— AIM OF THE EXERCISE —
Reproduce every line in the listing that contains the word "presentation".

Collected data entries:
+--

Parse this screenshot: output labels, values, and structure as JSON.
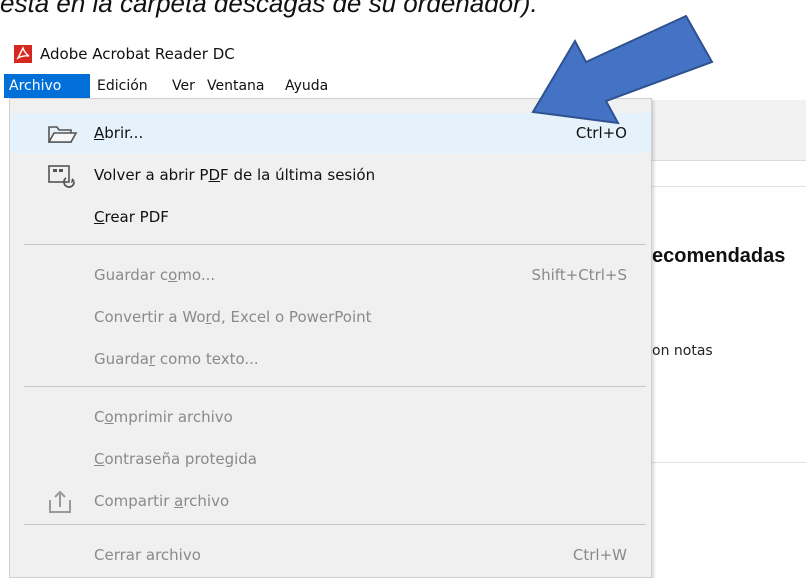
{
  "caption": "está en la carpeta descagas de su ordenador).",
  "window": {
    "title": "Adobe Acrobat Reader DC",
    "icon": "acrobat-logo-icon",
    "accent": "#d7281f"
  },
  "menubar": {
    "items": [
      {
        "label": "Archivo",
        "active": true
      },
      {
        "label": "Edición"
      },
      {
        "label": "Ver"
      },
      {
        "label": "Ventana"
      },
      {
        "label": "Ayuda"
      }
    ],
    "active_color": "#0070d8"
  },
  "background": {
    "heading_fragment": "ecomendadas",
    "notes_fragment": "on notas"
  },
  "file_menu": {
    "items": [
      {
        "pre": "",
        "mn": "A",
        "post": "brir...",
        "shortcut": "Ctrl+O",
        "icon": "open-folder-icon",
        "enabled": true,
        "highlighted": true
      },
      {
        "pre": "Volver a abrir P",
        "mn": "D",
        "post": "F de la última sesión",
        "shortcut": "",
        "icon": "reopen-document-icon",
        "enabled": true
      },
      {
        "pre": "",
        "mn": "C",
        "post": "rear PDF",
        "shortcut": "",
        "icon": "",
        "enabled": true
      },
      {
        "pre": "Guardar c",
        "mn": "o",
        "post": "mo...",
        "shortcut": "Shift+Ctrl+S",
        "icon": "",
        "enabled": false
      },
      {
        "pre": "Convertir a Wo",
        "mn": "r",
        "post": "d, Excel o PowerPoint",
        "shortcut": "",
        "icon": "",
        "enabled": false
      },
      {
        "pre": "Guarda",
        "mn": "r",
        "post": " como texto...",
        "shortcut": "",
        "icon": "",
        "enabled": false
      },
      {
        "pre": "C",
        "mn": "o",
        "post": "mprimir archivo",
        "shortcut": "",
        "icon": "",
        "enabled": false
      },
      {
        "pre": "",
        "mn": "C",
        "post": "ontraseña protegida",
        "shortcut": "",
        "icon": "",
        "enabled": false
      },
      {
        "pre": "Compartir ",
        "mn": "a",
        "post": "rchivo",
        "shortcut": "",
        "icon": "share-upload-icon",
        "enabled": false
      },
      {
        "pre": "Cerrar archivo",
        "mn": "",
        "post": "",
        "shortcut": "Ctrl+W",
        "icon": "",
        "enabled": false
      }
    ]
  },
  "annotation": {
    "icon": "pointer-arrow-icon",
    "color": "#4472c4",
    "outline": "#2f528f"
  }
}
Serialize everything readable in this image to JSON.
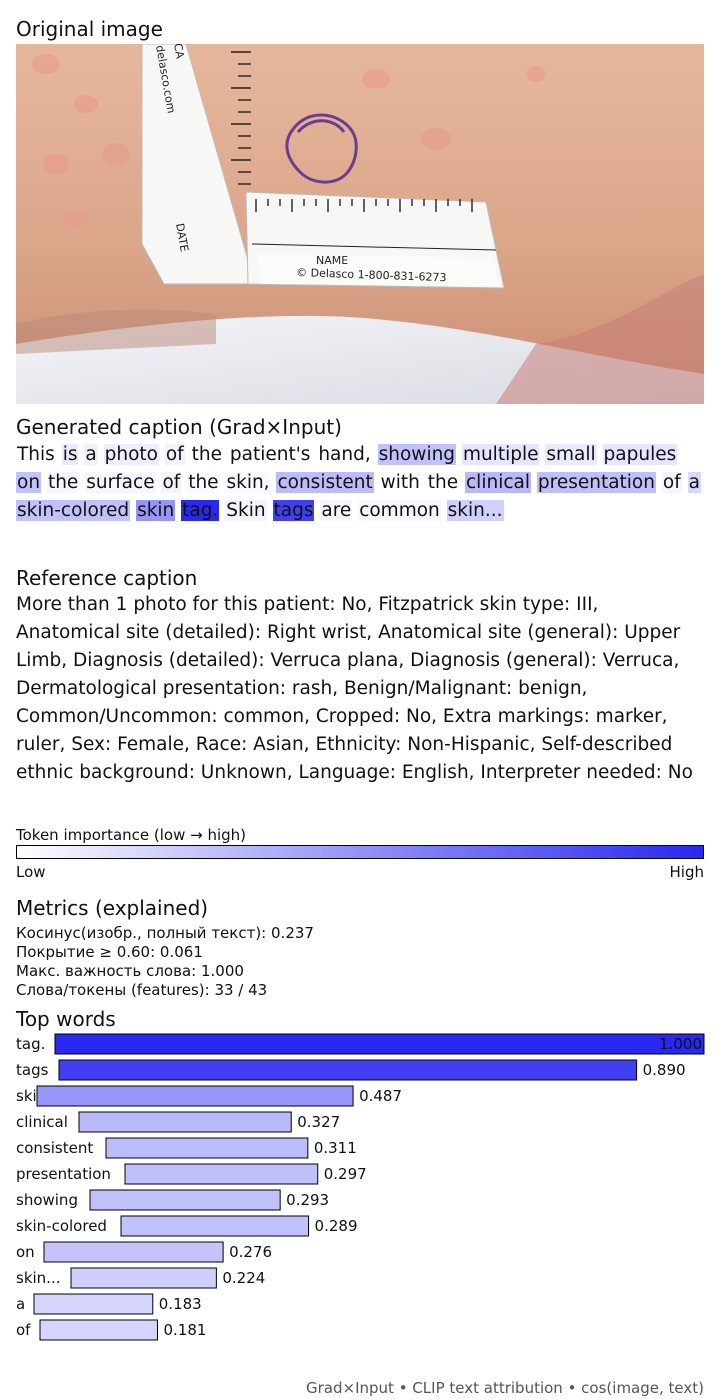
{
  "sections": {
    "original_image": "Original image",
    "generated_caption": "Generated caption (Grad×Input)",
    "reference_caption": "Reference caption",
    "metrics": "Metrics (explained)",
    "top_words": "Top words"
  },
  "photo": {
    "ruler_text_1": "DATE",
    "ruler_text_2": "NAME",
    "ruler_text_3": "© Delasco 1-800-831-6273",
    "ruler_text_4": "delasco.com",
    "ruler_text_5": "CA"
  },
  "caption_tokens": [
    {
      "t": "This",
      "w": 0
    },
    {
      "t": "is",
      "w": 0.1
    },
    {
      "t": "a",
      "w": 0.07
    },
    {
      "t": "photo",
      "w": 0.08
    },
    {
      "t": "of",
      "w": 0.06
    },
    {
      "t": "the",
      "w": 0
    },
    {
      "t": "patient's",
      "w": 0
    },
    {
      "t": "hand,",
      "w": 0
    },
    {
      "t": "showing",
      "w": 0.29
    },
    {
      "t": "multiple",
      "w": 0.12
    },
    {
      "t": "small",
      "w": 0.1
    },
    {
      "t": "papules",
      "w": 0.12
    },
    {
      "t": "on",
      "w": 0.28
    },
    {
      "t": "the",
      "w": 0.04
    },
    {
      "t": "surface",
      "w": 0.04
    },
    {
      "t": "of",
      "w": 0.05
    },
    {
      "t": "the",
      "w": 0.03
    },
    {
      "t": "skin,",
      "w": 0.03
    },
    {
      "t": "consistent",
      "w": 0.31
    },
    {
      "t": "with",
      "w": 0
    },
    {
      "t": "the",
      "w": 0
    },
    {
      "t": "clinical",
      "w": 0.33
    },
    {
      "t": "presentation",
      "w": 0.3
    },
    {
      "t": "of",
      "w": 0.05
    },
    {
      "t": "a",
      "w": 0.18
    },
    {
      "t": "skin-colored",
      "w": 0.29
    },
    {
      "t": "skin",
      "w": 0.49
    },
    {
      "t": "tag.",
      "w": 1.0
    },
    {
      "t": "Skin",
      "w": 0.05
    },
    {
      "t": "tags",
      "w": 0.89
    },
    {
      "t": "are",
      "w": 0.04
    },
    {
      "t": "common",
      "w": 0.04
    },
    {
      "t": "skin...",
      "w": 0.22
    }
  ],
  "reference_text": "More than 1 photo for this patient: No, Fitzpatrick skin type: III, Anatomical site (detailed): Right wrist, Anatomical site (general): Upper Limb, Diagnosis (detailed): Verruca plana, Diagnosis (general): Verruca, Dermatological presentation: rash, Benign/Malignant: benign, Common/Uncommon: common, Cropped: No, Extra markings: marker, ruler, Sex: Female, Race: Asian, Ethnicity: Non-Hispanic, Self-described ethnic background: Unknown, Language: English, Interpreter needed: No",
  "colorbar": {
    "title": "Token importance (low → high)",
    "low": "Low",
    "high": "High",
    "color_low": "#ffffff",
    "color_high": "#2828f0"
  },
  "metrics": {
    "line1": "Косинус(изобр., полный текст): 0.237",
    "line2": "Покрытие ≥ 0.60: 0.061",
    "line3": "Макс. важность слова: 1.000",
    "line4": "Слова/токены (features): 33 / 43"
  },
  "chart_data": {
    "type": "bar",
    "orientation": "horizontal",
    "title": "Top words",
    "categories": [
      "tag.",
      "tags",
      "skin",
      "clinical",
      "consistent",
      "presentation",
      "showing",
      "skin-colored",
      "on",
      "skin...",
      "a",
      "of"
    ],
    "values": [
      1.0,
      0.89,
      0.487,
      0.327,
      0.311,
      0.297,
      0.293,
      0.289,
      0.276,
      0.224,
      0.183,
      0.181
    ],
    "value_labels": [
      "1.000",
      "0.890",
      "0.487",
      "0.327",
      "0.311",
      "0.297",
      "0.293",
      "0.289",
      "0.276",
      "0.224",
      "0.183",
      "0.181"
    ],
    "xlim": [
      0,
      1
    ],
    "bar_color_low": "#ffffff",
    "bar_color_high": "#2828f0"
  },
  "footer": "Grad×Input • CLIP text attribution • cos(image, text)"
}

+--

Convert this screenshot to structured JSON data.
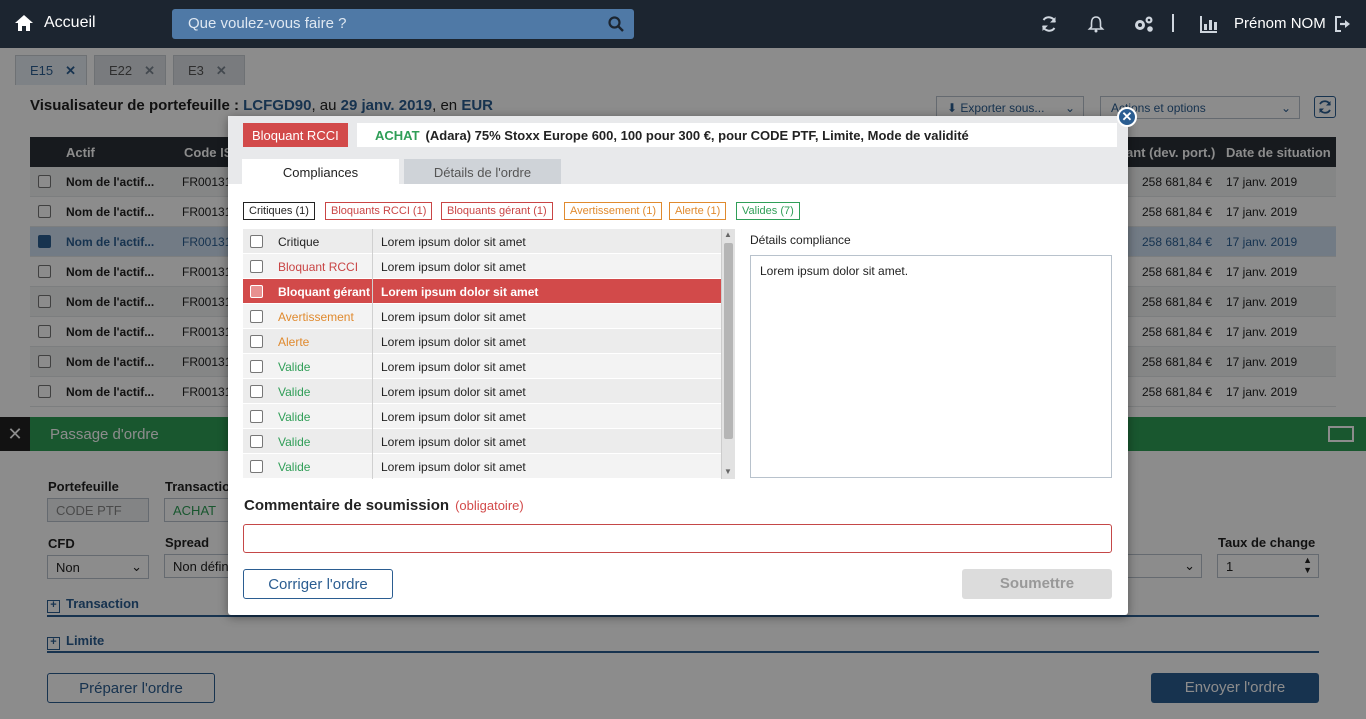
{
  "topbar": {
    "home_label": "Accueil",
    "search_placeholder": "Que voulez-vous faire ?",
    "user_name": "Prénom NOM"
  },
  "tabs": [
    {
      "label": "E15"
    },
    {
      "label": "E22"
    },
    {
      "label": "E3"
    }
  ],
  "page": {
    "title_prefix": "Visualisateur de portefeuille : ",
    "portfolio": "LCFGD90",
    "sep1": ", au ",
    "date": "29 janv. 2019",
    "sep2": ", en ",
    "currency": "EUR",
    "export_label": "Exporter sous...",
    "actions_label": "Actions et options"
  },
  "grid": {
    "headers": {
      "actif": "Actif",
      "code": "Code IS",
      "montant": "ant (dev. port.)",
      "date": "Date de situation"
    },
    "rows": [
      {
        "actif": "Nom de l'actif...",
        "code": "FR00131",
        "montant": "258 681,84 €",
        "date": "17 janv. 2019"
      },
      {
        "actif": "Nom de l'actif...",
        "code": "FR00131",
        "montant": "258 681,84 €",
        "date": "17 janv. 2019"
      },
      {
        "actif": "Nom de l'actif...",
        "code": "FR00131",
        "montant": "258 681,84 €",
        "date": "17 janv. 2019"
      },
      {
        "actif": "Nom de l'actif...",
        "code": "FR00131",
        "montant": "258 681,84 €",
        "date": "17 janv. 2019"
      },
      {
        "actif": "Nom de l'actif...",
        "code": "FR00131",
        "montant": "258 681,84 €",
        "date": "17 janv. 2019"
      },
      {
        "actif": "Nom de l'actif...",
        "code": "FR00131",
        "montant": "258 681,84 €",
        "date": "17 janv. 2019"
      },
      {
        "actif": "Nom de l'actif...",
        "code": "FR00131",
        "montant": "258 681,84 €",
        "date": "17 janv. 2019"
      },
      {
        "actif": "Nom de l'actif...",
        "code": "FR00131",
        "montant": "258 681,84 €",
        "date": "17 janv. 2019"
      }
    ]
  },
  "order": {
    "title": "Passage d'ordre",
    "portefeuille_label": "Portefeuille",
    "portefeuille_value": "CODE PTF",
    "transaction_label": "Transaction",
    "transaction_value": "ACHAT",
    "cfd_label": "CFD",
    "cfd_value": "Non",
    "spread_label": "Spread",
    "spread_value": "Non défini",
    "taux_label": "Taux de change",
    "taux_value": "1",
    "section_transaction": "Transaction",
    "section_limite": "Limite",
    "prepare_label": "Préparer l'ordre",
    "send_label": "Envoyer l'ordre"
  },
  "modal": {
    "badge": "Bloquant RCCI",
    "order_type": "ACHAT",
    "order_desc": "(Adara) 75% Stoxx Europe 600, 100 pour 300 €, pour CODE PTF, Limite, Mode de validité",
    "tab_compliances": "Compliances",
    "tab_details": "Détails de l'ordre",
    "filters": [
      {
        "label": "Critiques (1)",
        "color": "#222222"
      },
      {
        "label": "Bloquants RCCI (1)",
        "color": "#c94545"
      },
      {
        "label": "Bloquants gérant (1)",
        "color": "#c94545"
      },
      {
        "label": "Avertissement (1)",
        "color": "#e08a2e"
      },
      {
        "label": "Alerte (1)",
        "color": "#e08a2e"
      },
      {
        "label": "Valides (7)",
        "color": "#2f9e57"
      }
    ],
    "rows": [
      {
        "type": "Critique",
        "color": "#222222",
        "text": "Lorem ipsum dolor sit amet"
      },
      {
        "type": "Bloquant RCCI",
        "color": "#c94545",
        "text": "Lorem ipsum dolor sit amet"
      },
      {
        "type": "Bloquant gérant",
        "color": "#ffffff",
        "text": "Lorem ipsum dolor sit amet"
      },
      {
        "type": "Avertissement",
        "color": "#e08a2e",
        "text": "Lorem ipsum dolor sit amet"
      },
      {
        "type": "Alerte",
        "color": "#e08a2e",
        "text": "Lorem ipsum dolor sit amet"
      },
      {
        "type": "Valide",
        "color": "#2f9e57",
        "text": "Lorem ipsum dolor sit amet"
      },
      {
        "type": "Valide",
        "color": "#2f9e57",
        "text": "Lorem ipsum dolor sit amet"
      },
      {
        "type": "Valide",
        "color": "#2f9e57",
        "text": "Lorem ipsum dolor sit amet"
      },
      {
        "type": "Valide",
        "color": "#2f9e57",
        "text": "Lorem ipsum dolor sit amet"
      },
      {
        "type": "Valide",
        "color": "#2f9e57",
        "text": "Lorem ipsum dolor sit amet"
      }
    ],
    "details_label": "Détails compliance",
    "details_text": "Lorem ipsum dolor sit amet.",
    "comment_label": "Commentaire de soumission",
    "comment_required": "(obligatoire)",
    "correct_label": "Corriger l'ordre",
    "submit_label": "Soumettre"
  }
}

+--

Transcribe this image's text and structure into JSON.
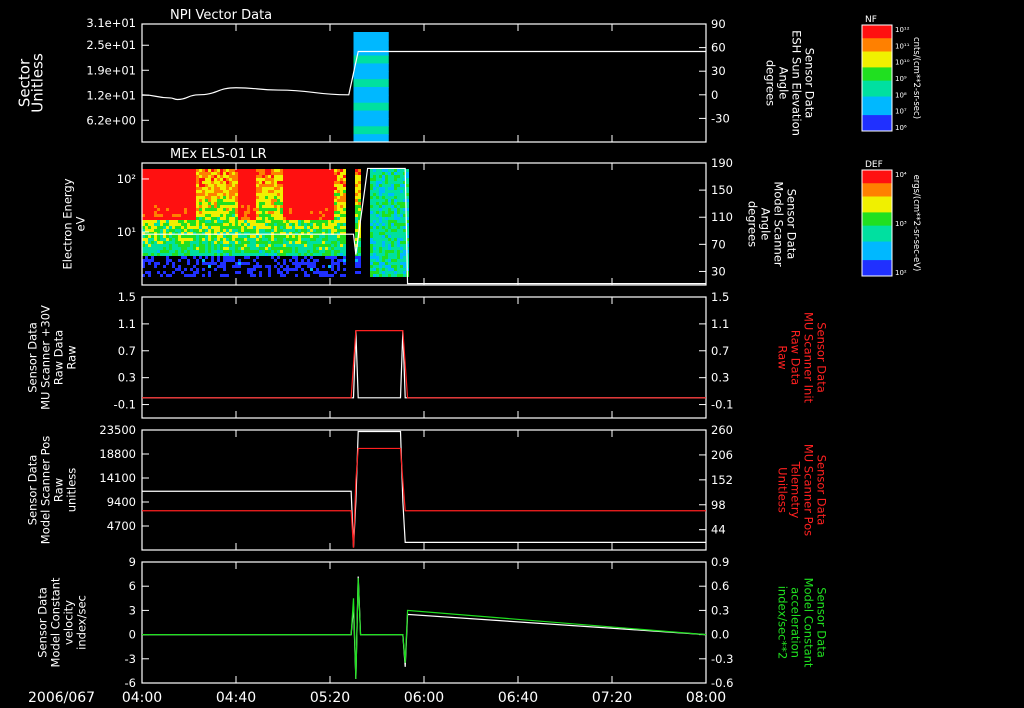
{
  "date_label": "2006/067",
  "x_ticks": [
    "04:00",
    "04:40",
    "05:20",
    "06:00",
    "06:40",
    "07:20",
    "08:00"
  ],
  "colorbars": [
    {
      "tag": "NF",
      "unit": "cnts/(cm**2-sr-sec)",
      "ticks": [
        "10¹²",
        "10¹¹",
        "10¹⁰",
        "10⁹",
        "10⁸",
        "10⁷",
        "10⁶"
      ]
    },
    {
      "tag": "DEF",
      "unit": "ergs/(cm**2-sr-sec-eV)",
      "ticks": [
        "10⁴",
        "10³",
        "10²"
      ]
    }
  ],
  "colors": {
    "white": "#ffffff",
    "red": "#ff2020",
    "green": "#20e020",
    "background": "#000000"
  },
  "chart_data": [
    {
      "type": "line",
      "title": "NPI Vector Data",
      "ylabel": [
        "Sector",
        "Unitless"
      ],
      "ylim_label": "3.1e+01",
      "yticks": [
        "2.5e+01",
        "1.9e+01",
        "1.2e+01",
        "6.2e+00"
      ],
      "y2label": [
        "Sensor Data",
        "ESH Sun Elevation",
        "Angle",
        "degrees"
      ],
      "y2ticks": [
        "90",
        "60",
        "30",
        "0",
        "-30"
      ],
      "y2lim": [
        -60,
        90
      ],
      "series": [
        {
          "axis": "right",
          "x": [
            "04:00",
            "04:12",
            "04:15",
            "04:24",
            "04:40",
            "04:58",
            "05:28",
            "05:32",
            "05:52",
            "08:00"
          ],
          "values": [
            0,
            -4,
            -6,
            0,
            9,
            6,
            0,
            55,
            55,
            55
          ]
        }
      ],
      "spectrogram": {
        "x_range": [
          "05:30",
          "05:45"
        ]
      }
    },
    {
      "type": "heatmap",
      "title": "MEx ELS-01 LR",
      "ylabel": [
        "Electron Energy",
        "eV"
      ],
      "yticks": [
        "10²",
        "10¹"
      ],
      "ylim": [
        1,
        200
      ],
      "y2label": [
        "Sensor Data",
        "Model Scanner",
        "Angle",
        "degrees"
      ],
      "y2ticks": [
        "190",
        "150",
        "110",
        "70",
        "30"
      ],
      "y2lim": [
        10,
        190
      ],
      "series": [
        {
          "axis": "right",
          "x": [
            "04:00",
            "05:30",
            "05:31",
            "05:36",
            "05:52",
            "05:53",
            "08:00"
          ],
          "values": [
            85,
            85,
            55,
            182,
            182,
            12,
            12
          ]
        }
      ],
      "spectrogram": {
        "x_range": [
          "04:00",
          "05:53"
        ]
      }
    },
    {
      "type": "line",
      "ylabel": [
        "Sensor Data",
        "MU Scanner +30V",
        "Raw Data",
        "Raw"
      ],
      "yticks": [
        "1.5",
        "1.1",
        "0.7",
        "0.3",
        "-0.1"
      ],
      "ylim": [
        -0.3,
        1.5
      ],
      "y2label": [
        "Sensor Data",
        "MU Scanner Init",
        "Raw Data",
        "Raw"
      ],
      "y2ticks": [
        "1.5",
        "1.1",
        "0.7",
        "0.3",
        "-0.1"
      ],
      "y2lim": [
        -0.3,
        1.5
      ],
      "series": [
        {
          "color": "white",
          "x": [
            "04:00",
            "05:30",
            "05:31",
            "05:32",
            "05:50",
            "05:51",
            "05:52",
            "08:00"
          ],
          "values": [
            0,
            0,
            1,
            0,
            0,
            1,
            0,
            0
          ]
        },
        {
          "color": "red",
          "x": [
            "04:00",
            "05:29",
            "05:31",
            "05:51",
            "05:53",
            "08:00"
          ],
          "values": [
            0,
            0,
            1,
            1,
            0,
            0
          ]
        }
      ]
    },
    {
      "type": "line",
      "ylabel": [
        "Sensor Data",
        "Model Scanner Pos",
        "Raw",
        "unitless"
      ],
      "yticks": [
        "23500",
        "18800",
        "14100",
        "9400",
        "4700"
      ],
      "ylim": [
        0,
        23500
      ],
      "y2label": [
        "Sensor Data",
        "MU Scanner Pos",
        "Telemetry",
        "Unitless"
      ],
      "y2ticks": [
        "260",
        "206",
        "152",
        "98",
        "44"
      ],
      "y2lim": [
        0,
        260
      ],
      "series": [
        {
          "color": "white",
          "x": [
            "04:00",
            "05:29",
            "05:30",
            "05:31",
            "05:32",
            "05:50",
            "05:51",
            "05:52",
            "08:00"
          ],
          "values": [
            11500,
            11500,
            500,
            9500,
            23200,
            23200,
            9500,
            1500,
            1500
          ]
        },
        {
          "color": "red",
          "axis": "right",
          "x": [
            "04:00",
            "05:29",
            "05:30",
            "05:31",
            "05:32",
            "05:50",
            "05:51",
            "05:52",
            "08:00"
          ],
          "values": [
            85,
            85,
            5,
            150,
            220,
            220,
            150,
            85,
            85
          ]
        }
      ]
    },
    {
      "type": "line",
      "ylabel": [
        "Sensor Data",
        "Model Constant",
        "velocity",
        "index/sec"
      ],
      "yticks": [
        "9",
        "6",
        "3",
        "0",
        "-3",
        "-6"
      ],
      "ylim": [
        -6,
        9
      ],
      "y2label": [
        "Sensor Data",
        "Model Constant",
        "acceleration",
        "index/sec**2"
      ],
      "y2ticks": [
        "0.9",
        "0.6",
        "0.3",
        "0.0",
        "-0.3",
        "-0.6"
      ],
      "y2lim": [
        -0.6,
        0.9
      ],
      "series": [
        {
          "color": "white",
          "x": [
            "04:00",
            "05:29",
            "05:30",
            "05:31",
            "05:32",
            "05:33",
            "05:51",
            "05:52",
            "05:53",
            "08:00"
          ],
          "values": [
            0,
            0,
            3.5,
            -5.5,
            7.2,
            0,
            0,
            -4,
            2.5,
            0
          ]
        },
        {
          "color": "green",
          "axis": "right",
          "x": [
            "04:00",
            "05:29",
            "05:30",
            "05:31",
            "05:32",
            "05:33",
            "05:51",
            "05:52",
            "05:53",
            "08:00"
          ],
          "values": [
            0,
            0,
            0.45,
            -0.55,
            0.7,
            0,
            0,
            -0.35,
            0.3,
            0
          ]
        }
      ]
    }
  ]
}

+--

— THE REPLY —
      "t": "presentation",
  "reference_text": "More than 1 photo for this patient: No, Fitzpatrick skin type: III, Anatomical site (detailed): Right wrist, Anatomical site (general): Upper Limb, Diagnosis (detailed): Verruca plana, Diagnosis (general): Verruca, Dermatological presentation: rash, Benign/Malignant: benign, Common/Uncommon: common, Cropped: No, Extra markings: marker, ruler, Sex: Female, Race: Asian, Ethnicity: Non-Hispanic, Self-described ethnic background: Unknown, Language: English, Interpreter needed: No",
      "presentation",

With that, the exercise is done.